-- Start GIVEN RECORDS --
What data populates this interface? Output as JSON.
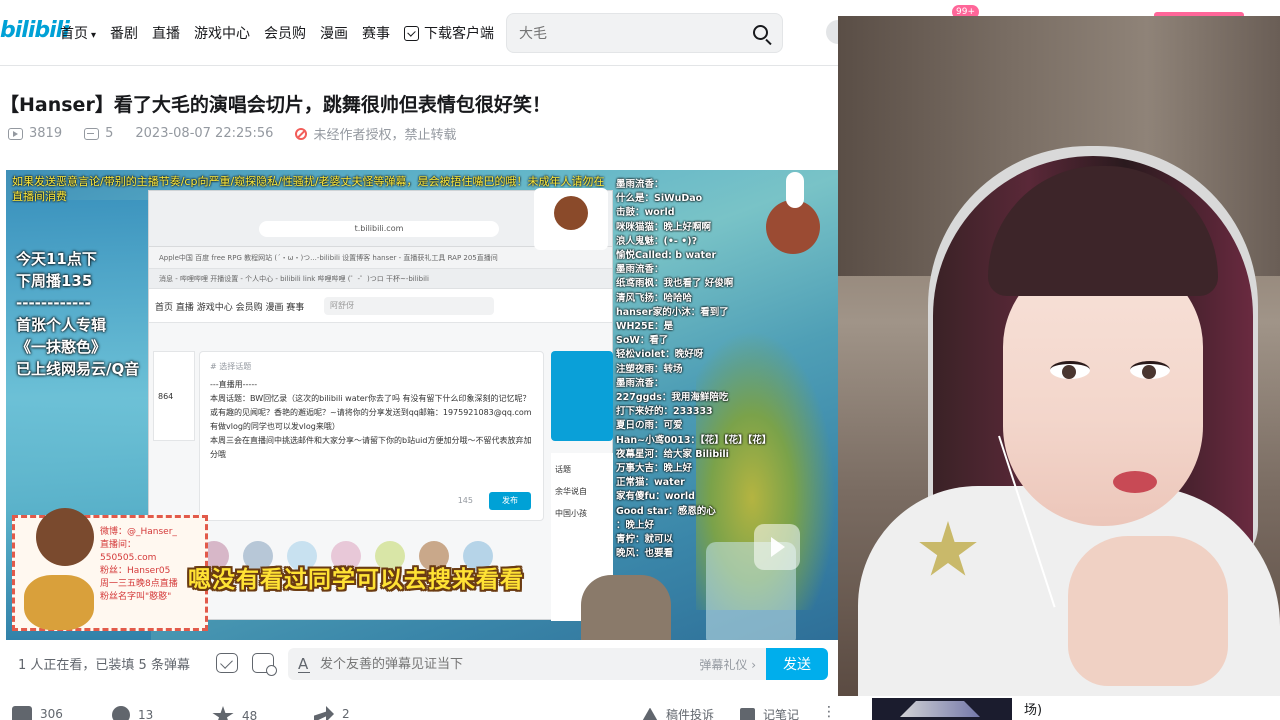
{
  "header": {
    "logo": "bilibili",
    "nav": [
      {
        "label": "首页",
        "dropdown": true
      },
      {
        "label": "番剧"
      },
      {
        "label": "直播"
      },
      {
        "label": "游戏中心"
      },
      {
        "label": "会员购"
      },
      {
        "label": "漫画"
      },
      {
        "label": "赛事"
      },
      {
        "label": "下载客户端"
      }
    ],
    "search_placeholder": "大毛",
    "notification_badge": "99+"
  },
  "video_info": {
    "title": "【Hanser】看了大毛的演唱会切片，跳舞很帅但表情包很好笑！",
    "plays": "3819",
    "comments": "5",
    "datetime": "2023-08-07 22:25:56",
    "copyright": "未经作者授权，禁止转载"
  },
  "player": {
    "notice": "如果发送恶意言论/带别的主播节奏/cp向严重/窥探隐私/性骚扰/老婆丈夫怪等弹幕，是会被捂住嘴巴的哦！未成年人请勿在直播间消费",
    "left_overlay": "今天11点下\n下周播135\n------------\n首张个人专辑\n《一抹憨色》\n已上线网易云/Q音",
    "subtitle": "嗯没有看过同学可以去搜来看看",
    "sticker_text": "微博：@_Hanser_\n直播间：\n550505.com\n粉丝：Hanser05\n周一三五晚8点直播\n粉丝名字叫\"憨憨\"",
    "browser_url": "t.bilibili.com",
    "bookmarks": "Apple中国   百度   free RPG   教程网站  (´・ω・)つ...-bilibili   设置博客   hanser - 直播获礼工具   RAP   205直播间",
    "tabs": "消息 - 哔哩哔哩     开播设置 - 个人中心 - bilibili link     哔哩哔哩 (゜-゜)つロ 干杯~-bilibili",
    "inner_nav": "首页  直播  游戏中心  会员购  漫画  赛事",
    "inner_search": "阿舒伢",
    "post_tag": "# 选择话题",
    "post_body": "---直播用-----\n本周话题：BW回忆录（这次的bilibili water你去了吗 有没有留下什么印象深刻的记忆呢？或有趣的见闻呢？香艳的邂逅呢？~请将你的分享发送到qq邮箱：1975921083@qq.com 有做vlog的同学也可以发vlog来哦）\n本周三会在直播间中挑选邮件和大家分享～请留下你的b站uid方便加分哦～不留代表放弃加分哦",
    "post_count": "145",
    "post_send": "发布",
    "left_card_num": "864",
    "topics_title": "话题",
    "topics": [
      "余华说自",
      "中国小孩"
    ],
    "chat_log": [
      "墨雨流香：",
      "什么是：SiWuDao",
      "击鼓：world",
      "咪咪猫猫：晚上好啊啊",
      "浪人鬼魅：(•- •)?",
      "愉悦Called: b water",
      "墨雨流香：",
      "纸鸢雨枫：我也看了 好俊啊",
      "清风飞扬：哈哈哈",
      "hanser家的小沐：看到了",
      "WH25E：是",
      "SoW：看了",
      "轻松violet：晚好呀",
      "注塑夜雨：转场",
      "墨雨流香：",
      "227ggds：我用海鲜陪吃",
      "打下来好的：233333",
      "夏日の雨：可爱",
      "Han~小鸢0013：【花】【花】【花】",
      "夜幕星河：给大家 Bilibili",
      "万事大吉：晚上好",
      "正常猫：water",
      "家有傻fu：world",
      "Good star：感恩的心",
      "：晚上好",
      "青柠：就可以",
      "晚风：也要看"
    ]
  },
  "danmaku_bar": {
    "viewers": "1 人正在看，已装填 5 条弹幕",
    "input_placeholder": "发个友善的弹幕见证当下",
    "etiquette": "弹幕礼仪 ›",
    "send": "发送"
  },
  "toolbar": {
    "likes": "306",
    "coins": "13",
    "favorites": "48",
    "shares": "2",
    "report": "稿件投诉",
    "notes": "记笔记"
  },
  "bottom_right_text": "场)"
}
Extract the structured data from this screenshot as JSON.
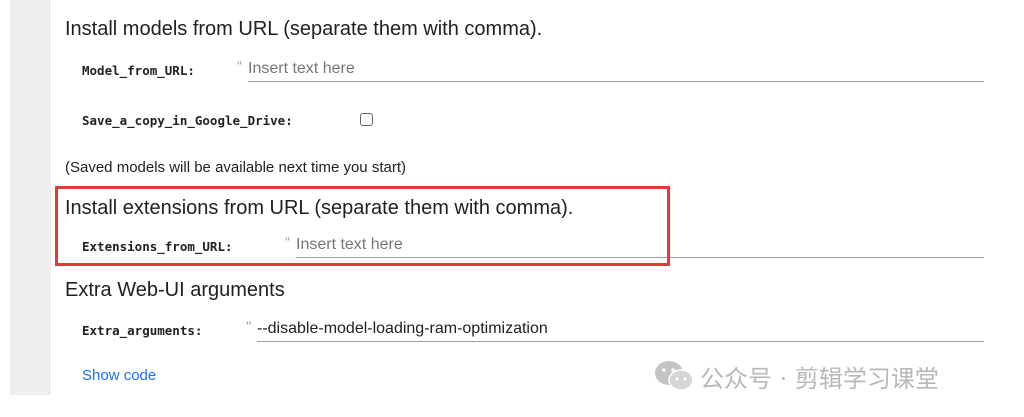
{
  "sections": {
    "models_heading": "Install models from URL (separate them with comma).",
    "model_field": {
      "label": "Model_from_URL:",
      "quote": "\"",
      "value": "",
      "placeholder": "Insert text here"
    },
    "drive_field": {
      "label": "Save_a_copy_in_Google_Drive:",
      "checked": false
    },
    "saved_note": "(Saved models will be available next time you start)",
    "extensions_heading": "Install extensions from URL (separate them with comma).",
    "extensions_field": {
      "label": "Extensions_from_URL:",
      "quote": "\"",
      "value": "",
      "placeholder": "Insert text here"
    },
    "webui_heading": "Extra Web-UI arguments",
    "extra_args_field": {
      "label": "Extra_arguments:",
      "quote": "\"",
      "value": "--disable-model-loading-ram-optimization"
    },
    "show_code": "Show code"
  },
  "watermark": {
    "text": "公众号 · 剪辑学习课堂",
    "icon": "wechat-icon"
  },
  "colors": {
    "highlight": "#e53935",
    "link": "#1a73e8",
    "gutter": "#eeeeee"
  }
}
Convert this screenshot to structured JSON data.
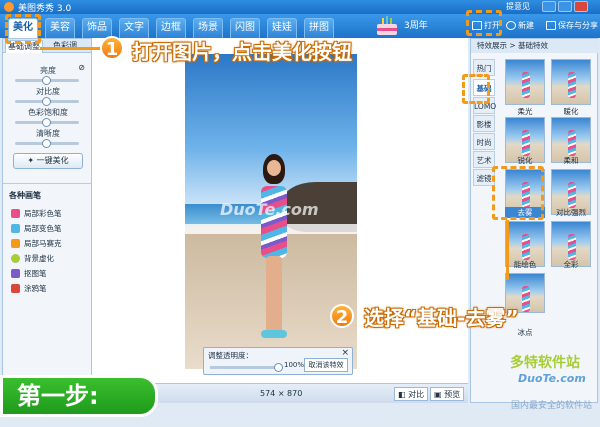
{
  "window": {
    "title": "美图秀秀 3.0",
    "feedback": "提意见"
  },
  "tabs": [
    "美化",
    "美容",
    "饰品",
    "文字",
    "边框",
    "场景",
    "闪图",
    "娃娃",
    "拼图"
  ],
  "anniversary": "3周年",
  "toolbar": {
    "open": "打开",
    "new": "新建",
    "save": "保存与分享"
  },
  "left": {
    "subtab1": "基础调整",
    "subtab2": "色彩调",
    "sliders": [
      "亮度",
      "对比度",
      "色彩饱和度",
      "清晰度"
    ],
    "one_click": "一键美化",
    "brushes_title": "各种画笔",
    "brushes": [
      "局部彩色笔",
      "局部变色笔",
      "局部马赛克",
      "背景虚化",
      "抠图笔",
      "涂鸦笔"
    ]
  },
  "canvas": {
    "watermark": "DuoTe.com",
    "popup_label": "调整透明度：",
    "popup_pct": "100%",
    "popup_cancel": "取消该特效"
  },
  "status": {
    "dims": "574 × 870",
    "compare": "对比",
    "preview": "预览"
  },
  "right": {
    "header": "特效展示 > 基础特效",
    "categories": [
      "热门",
      "基础",
      "LOMO",
      "影楼",
      "时尚",
      "艺术",
      "滤镜"
    ],
    "effects": [
      "",
      "",
      "柔光",
      "暖化",
      "锐化",
      "去雾",
      "对比强烈",
      "",
      "",
      "",
      "",
      ""
    ],
    "effects_row2": [
      "锐化",
      "柔和"
    ],
    "effects_row3": [
      "去雾",
      "对比强烈"
    ],
    "effects_row4": [
      "能绘色",
      "全彩"
    ],
    "effects_row5": [
      "冰点"
    ]
  },
  "callouts": {
    "step1_num": "1",
    "step1_text": "打开图片，点击美化按钮",
    "step2_num": "2",
    "step2_text": "选择“基础-去雾”",
    "banner": "第一步:"
  },
  "branding": {
    "site_cn": "多特软件站",
    "site": "DuoTe.com",
    "slogan": "国内最安全的软件站"
  }
}
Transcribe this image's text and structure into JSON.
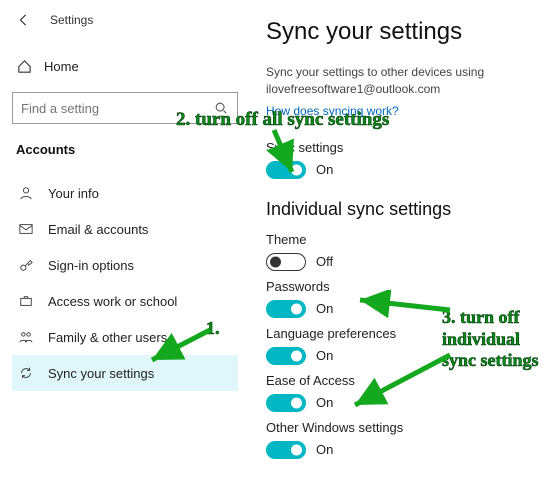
{
  "sidebar": {
    "back_title": "Settings",
    "home": "Home",
    "search_placeholder": "Find a setting",
    "section": "Accounts",
    "items": [
      {
        "label": "Your info"
      },
      {
        "label": "Email & accounts"
      },
      {
        "label": "Sign-in options"
      },
      {
        "label": "Access work or school"
      },
      {
        "label": "Family & other users"
      },
      {
        "label": "Sync your settings"
      }
    ]
  },
  "main": {
    "title": "Sync your settings",
    "description": "Sync your settings to other devices using ilovefreesoftware1@outlook.com",
    "link": "How does syncing work?",
    "sync_label": "Sync settings",
    "sync_state": "On",
    "individual_header": "Individual sync settings",
    "settings": [
      {
        "label": "Theme",
        "state": "Off",
        "on": false
      },
      {
        "label": "Passwords",
        "state": "On",
        "on": true
      },
      {
        "label": "Language preferences",
        "state": "On",
        "on": true
      },
      {
        "label": "Ease of Access",
        "state": "On",
        "on": true
      },
      {
        "label": "Other Windows settings",
        "state": "On",
        "on": true
      }
    ]
  },
  "annotations": {
    "n1": "1.",
    "n2": "2. turn off all sync settings",
    "n3": "3. turn off individual sync settings"
  }
}
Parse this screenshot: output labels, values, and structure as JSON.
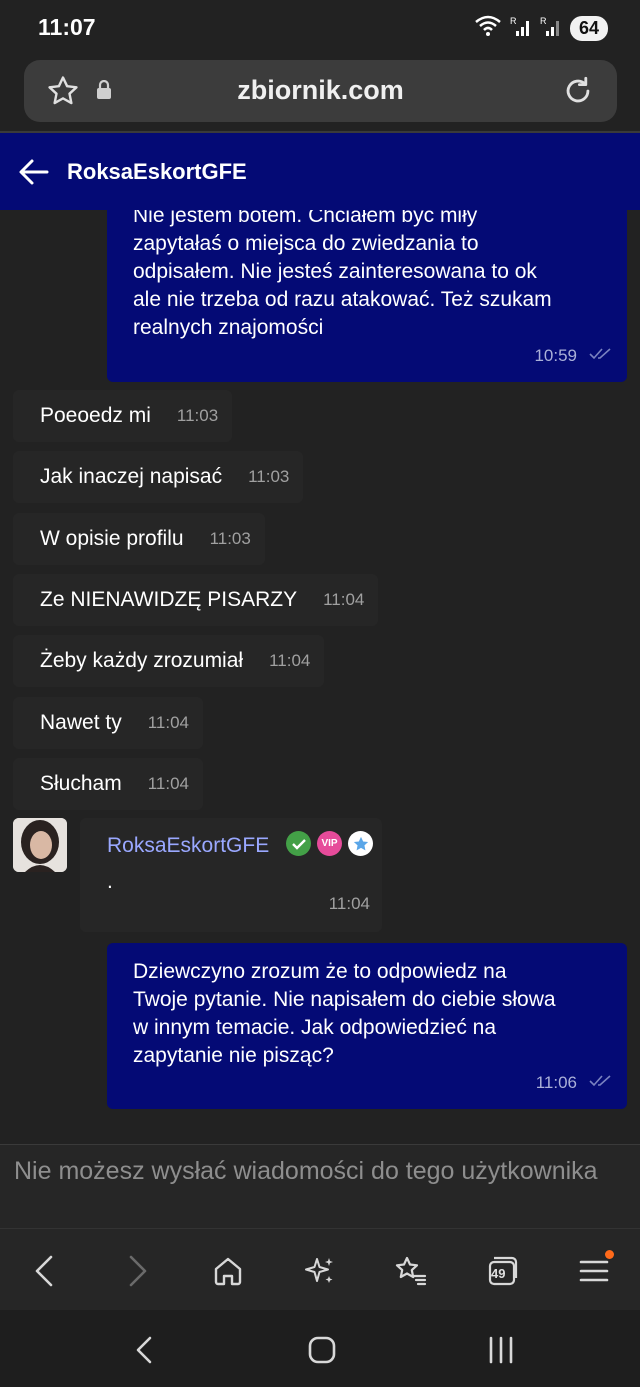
{
  "status_bar": {
    "time": "11:07",
    "battery": "64"
  },
  "browser": {
    "url": "zbiornik.com"
  },
  "chat": {
    "title": "RoksaEskortGFE",
    "messages_top_out": {
      "lines": [
        "Nie jestem botem. Chciałem być miły",
        "zapytałaś o miejsca do zwiedzania to",
        "odpisałem. Nie jesteś zainteresowana to ok",
        "ale nie trzeba od razu atakować. Też szukam",
        "realnych znajomości"
      ],
      "time": "10:59"
    },
    "incoming": [
      {
        "text": "Poeoedz mi",
        "time": "11:03"
      },
      {
        "text": "Jak inaczej napisać",
        "time": "11:03"
      },
      {
        "text": "W opisie profilu",
        "time": "11:03"
      },
      {
        "text": "Ze NIENAWIDZĘ PISARZY",
        "time": "11:04"
      },
      {
        "text": "Żeby każdy zrozumiał",
        "time": "11:04"
      },
      {
        "text": "Nawet ty",
        "time": "11:04"
      },
      {
        "text": "Słucham",
        "time": "11:04"
      }
    ],
    "card": {
      "name": "RoksaEskortGFE",
      "body": ".",
      "time": "11:04",
      "badge_vip": "VIP"
    },
    "messages_bottom_out": {
      "lines": [
        "Dziewczyno zrozum że to odpowiedz na",
        "Twoje pytanie. Nie napisałem do ciebie słowa",
        "w innym temacie. Jak odpowiedzieć na",
        "zapytanie nie pisząc?"
      ],
      "time": "11:06"
    },
    "notice": "Nie możesz wysłać wiadomości do tego użytkownika"
  },
  "toolbar": {
    "tabs_count": "49"
  },
  "colors": {
    "header_bg": "#040a75",
    "outgoing_bg": "#040a75",
    "incoming_bg": "#262626",
    "notification_dot": "#ff6a1a"
  }
}
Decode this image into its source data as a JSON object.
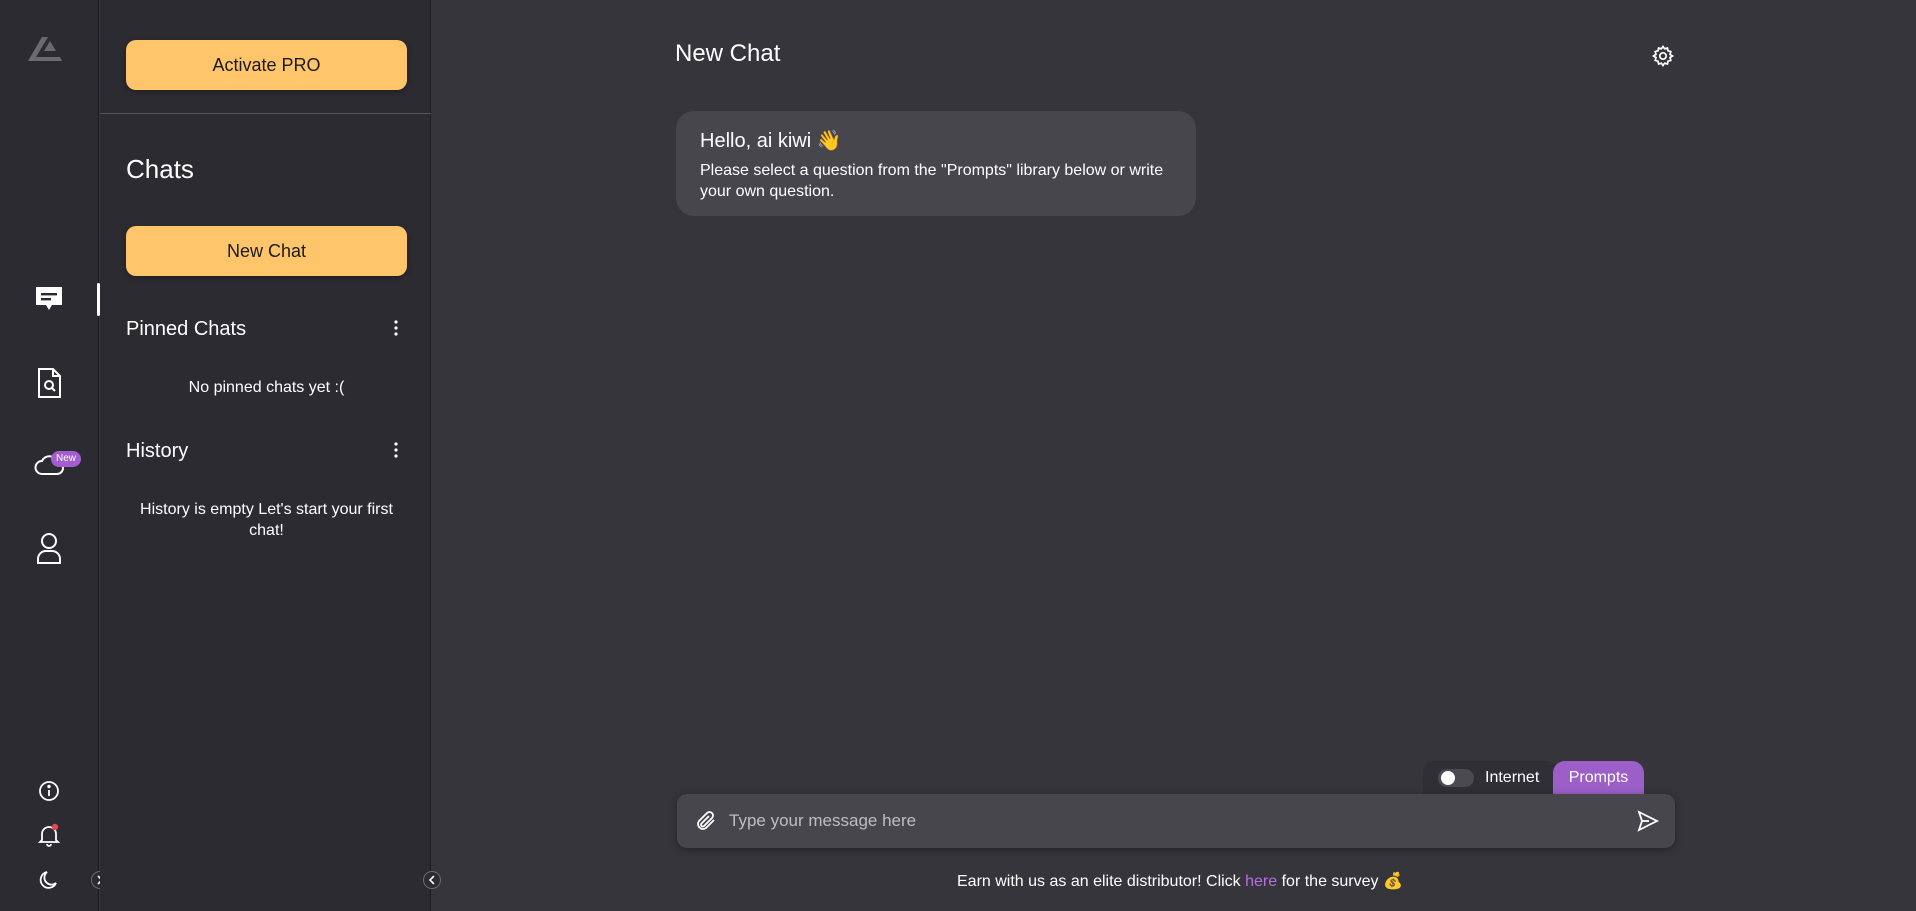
{
  "sidebar": {
    "activate_label": "Activate PRO",
    "chats_title": "Chats",
    "new_chat_label": "New Chat",
    "pinned": {
      "title": "Pinned Chats",
      "empty_text": "No pinned chats yet :("
    },
    "history": {
      "title": "History",
      "empty_text": "History is empty Let's start your first chat!"
    }
  },
  "rail": {
    "new_badge": "New",
    "icons": [
      "logo-icon",
      "chat-icon",
      "document-search-icon",
      "cloud-icon",
      "user-icon",
      "info-icon",
      "bell-icon",
      "moon-icon"
    ]
  },
  "main": {
    "title": "New Chat",
    "greeting": "Hello, ai kiwi 👋",
    "message": "Please select a question from the \"Prompts\" library below or write your own question.",
    "internet_label": "Internet",
    "prompts_label": "Prompts",
    "input_placeholder": "Type your message here",
    "footer": {
      "before": "Earn with us as an elite distributor! Click ",
      "link": "here",
      "after": " for the survey 💰"
    }
  },
  "colors": {
    "accent_yellow": "#ffc56b",
    "accent_purple": "#9b5fc7",
    "rail_bg": "#2b2b31",
    "main_bg": "#36353b"
  }
}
-- End GIVEN RECORDS --
OBJECTIVE:
Exclude all pictures and reproduce exactly the lines from the one containing "Decode this image" through the final line of the entries above.

SOLUTION FOR THIS TASK:
Decode this image into its source data as a JSON object.
{
  "sidebar": {
    "activate_label": "Activate PRO",
    "chats_title": "Chats",
    "new_chat_label": "New Chat",
    "pinned": {
      "title": "Pinned Chats",
      "empty_text": "No pinned chats yet :("
    },
    "history": {
      "title": "History",
      "empty_text": "History is empty Let's start your first chat!"
    }
  },
  "rail": {
    "new_badge": "New",
    "icons": [
      "logo-icon",
      "chat-icon",
      "document-search-icon",
      "cloud-icon",
      "user-icon",
      "info-icon",
      "bell-icon",
      "moon-icon"
    ]
  },
  "main": {
    "title": "New Chat",
    "greeting": "Hello, ai kiwi 👋",
    "message": "Please select a question from the \"Prompts\" library below or write your own question.",
    "internet_label": "Internet",
    "prompts_label": "Prompts",
    "input_placeholder": "Type your message here",
    "footer": {
      "before": "Earn with us as an elite distributor! Click ",
      "link": "here",
      "after": " for the survey 💰"
    }
  },
  "colors": {
    "accent_yellow": "#ffc56b",
    "accent_purple": "#9b5fc7",
    "rail_bg": "#2b2b31",
    "main_bg": "#36353b"
  }
}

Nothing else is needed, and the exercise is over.